## START Records supplied
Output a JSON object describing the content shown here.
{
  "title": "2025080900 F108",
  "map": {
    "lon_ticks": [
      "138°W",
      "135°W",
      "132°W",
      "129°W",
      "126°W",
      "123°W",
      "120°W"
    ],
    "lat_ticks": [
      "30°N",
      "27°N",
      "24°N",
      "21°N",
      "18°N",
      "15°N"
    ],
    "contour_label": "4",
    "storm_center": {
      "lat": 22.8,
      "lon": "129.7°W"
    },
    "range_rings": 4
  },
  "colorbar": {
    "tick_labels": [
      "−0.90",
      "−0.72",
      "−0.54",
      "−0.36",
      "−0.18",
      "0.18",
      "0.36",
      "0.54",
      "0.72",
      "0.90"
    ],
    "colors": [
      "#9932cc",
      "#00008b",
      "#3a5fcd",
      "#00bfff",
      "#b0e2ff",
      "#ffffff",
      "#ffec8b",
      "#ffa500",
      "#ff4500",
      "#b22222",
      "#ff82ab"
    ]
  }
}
## END Records supplied
■ Set exercise:
The records above should all be quoted exactly, please.

■ Task response:
Output a JSON object describing the content shown here.
{
  "title": "2025080900 F108",
  "map": {
    "lon_ticks": [
      "138°W",
      "135°W",
      "132°W",
      "129°W",
      "126°W",
      "123°W",
      "120°W"
    ],
    "lat_ticks": [
      "30°N",
      "27°N",
      "24°N",
      "21°N",
      "18°N",
      "15°N"
    ],
    "contour_label": "4",
    "storm_center": {
      "lat": 22.8,
      "lon": "129.7°W"
    },
    "range_rings": 4
  },
  "colorbar": {
    "tick_labels": [
      "−0.90",
      "−0.72",
      "−0.54",
      "−0.36",
      "−0.18",
      "0.18",
      "0.36",
      "0.54",
      "0.72",
      "0.90"
    ],
    "colors": [
      "#9932cc",
      "#00008b",
      "#3a5fcd",
      "#00bfff",
      "#b0e2ff",
      "#ffffff",
      "#ffec8b",
      "#ffa500",
      "#ff4500",
      "#b22222",
      "#ff82ab"
    ]
  }
}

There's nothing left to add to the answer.